*** Extracted entries ***

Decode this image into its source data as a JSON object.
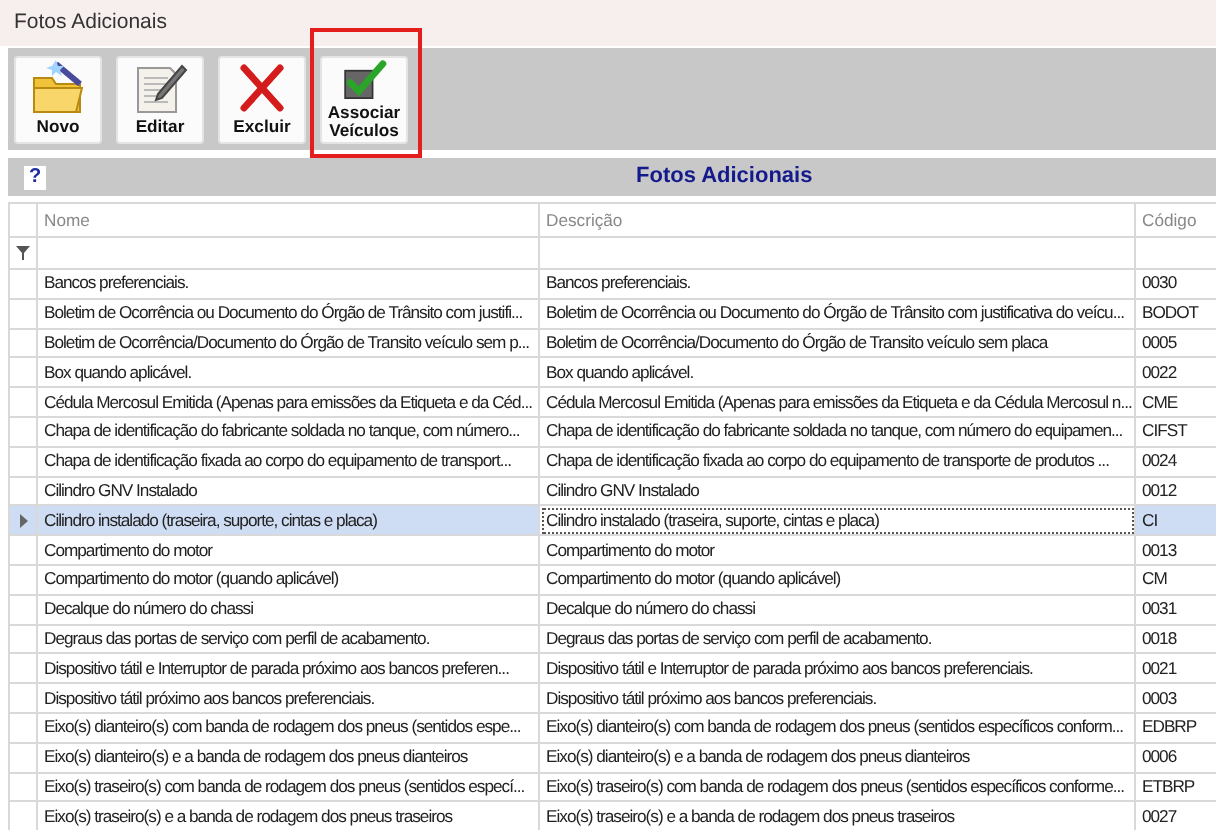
{
  "window": {
    "title": "Fotos Adicionais"
  },
  "toolbar": [
    {
      "label": "Novo",
      "kind": "new",
      "highlighted": false
    },
    {
      "label": "Editar",
      "kind": "edit",
      "highlighted": false
    },
    {
      "label": "Excluir",
      "kind": "delete",
      "highlighted": false
    },
    {
      "label": "Associar Veículos",
      "kind": "associate",
      "highlighted": true
    }
  ],
  "panel": {
    "help": "?",
    "title": "Fotos Adicionais"
  },
  "table": {
    "columns": [
      "Nome",
      "Descrição",
      "Código"
    ],
    "rows": [
      {
        "cells": [
          "Bancos preferenciais.",
          "Bancos preferenciais.",
          "0030"
        ],
        "selected": false
      },
      {
        "cells": [
          "Boletim de Ocorrência ou Documento do Órgão de Trânsito com justifi...",
          "Boletim de Ocorrência ou Documento do Órgão de Trânsito com justificativa do veícu...",
          "BODOT"
        ],
        "selected": false
      },
      {
        "cells": [
          "Boletim de Ocorrência/Documento do Órgão de Transito veículo sem p...",
          "Boletim de Ocorrência/Documento do Órgão de Transito veículo sem placa",
          "0005"
        ],
        "selected": false
      },
      {
        "cells": [
          "Box quando aplicável.",
          "Box quando aplicável.",
          "0022"
        ],
        "selected": false
      },
      {
        "cells": [
          "Cédula Mercosul Emitida (Apenas para emissões da Etiqueta e da Céd...",
          "Cédula Mercosul Emitida (Apenas para emissões da Etiqueta e da Cédula Mercosul n...",
          "CME"
        ],
        "selected": false
      },
      {
        "cells": [
          "Chapa de identificação do fabricante soldada no tanque, com número...",
          "Chapa de identificação do fabricante soldada no tanque, com número do equipamen...",
          "CIFST"
        ],
        "selected": false
      },
      {
        "cells": [
          "Chapa de identificação fixada ao corpo do equipamento de transport...",
          "Chapa de identificação fixada ao corpo do equipamento de transporte de produtos ...",
          "0024"
        ],
        "selected": false
      },
      {
        "cells": [
          "Cilindro GNV Instalado",
          "Cilindro GNV Instalado",
          "0012"
        ],
        "selected": false
      },
      {
        "cells": [
          "Cilindro instalado (traseira, suporte, cintas e placa)",
          "Cilindro instalado (traseira, suporte, cintas e placa)",
          "CI"
        ],
        "selected": true
      },
      {
        "cells": [
          "Compartimento do motor",
          "Compartimento do motor",
          "0013"
        ],
        "selected": false
      },
      {
        "cells": [
          "Compartimento do motor (quando aplicável)",
          "Compartimento do motor (quando aplicável)",
          "CM"
        ],
        "selected": false
      },
      {
        "cells": [
          "Decalque do número do chassi",
          "Decalque do número do chassi",
          "0031"
        ],
        "selected": false
      },
      {
        "cells": [
          "Degraus das portas de serviço com perfil de acabamento.",
          "Degraus das portas de serviço com perfil de acabamento.",
          "0018"
        ],
        "selected": false
      },
      {
        "cells": [
          "Dispositivo tátil e Interruptor de parada próximo aos bancos preferen...",
          "Dispositivo tátil e Interruptor de parada próximo aos bancos preferenciais.",
          "0021"
        ],
        "selected": false
      },
      {
        "cells": [
          "Dispositivo tátil próximo aos bancos preferenciais.",
          "Dispositivo tátil próximo aos bancos preferenciais.",
          "0003"
        ],
        "selected": false
      },
      {
        "cells": [
          "Eixo(s) dianteiro(s) com banda de rodagem dos pneus (sentidos espe...",
          "Eixo(s) dianteiro(s) com banda de rodagem dos pneus (sentidos específicos conform...",
          "EDBRP"
        ],
        "selected": false
      },
      {
        "cells": [
          "Eixo(s) dianteiro(s) e a banda de rodagem dos pneus dianteiros",
          "Eixo(s) dianteiro(s) e a banda de rodagem dos pneus dianteiros",
          "0006"
        ],
        "selected": false
      },
      {
        "cells": [
          "Eixo(s) traseiro(s) com banda de rodagem dos pneus (sentidos especí...",
          "Eixo(s) traseiro(s) com banda de rodagem dos pneus (sentidos específicos conforme...",
          "ETBRP"
        ],
        "selected": false
      },
      {
        "cells": [
          "Eixo(s) traseiro(s) e a banda de rodagem dos pneus traseiros",
          "Eixo(s) traseiro(s) e a banda de rodagem dos pneus traseiros",
          "0027"
        ],
        "selected": false
      }
    ]
  }
}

***

◆ **Instructions to follow**
Take every line above carrying "kind" and return it.

◆ **Correct result**
      "kind": "new",
      "kind": "edit",
      "kind": "delete",
      "kind": "associate",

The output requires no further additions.